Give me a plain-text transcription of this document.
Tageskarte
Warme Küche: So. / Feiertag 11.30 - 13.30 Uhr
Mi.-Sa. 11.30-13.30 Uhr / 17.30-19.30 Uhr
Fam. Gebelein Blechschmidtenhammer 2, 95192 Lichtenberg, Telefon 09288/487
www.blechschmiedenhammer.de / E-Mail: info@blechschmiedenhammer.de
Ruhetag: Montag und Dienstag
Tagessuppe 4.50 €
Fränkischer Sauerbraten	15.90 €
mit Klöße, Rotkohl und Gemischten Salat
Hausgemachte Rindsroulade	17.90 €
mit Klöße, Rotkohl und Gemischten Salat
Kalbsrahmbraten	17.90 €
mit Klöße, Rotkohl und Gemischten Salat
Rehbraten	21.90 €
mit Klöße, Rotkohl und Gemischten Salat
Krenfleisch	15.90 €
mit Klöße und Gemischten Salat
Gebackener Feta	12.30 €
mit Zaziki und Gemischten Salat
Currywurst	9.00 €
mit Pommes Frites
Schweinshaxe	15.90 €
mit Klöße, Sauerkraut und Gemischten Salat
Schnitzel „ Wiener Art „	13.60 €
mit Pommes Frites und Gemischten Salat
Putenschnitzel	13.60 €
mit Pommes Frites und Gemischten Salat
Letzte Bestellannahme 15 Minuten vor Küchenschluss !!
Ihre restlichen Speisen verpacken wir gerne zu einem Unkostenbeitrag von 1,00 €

Task details - Output the entries verbatim.

Solution for this problem -
Give me a plain-text transcription of this document.
Tageskarte
Warme Küche: So. / Feiertag 11.30 - 13.30 Uhr
Mi.-Sa. 11.30-13.30 Uhr / 17.30-19.30 Uhr
Fam. Gebelein Blechschmidtenhammer 2, 95192 Lichtenberg, Telefon 09288/487
www.blechschmiedenhammer.de / E-Mail: info@blechschmiedenhammer.de
Ruhetag: Montag und Dienstag
Tagessuppe 4.50 €
Fränkischer Sauerbraten	15.90 €
mit Klöße, Rotkohl und Gemischten Salat
Hausgemachte Rindsroulade	17.90 €
mit Klöße, Rotkohl und Gemischten Salat
Kalbsrahmbraten	17.90 €
mit Klöße, Rotkohl und Gemischten Salat
Rehbraten	21.90 €
mit Klöße, Rotkohl und Gemischten Salat
Krenfleisch	15.90 €
mit Klöße und Gemischten Salat
Gebackener Feta	12.30 €
mit Zaziki und Gemischten Salat
Currywurst	9.00 €
mit Pommes Frites
Schweinshaxe	15.90 €
mit Klöße, Sauerkraut und Gemischten Salat
Schnitzel „ Wiener Art „	13.60 €
mit Pommes Frites und Gemischten Salat
Putenschnitzel	13.60 €
mit Pommes Frites und Gemischten Salat
Letzte Bestellannahme 15 Minuten vor Küchenschluss !!
Ihre restlichen Speisen verpacken wir gerne zu einem Unkostenbeitrag von 1,00 €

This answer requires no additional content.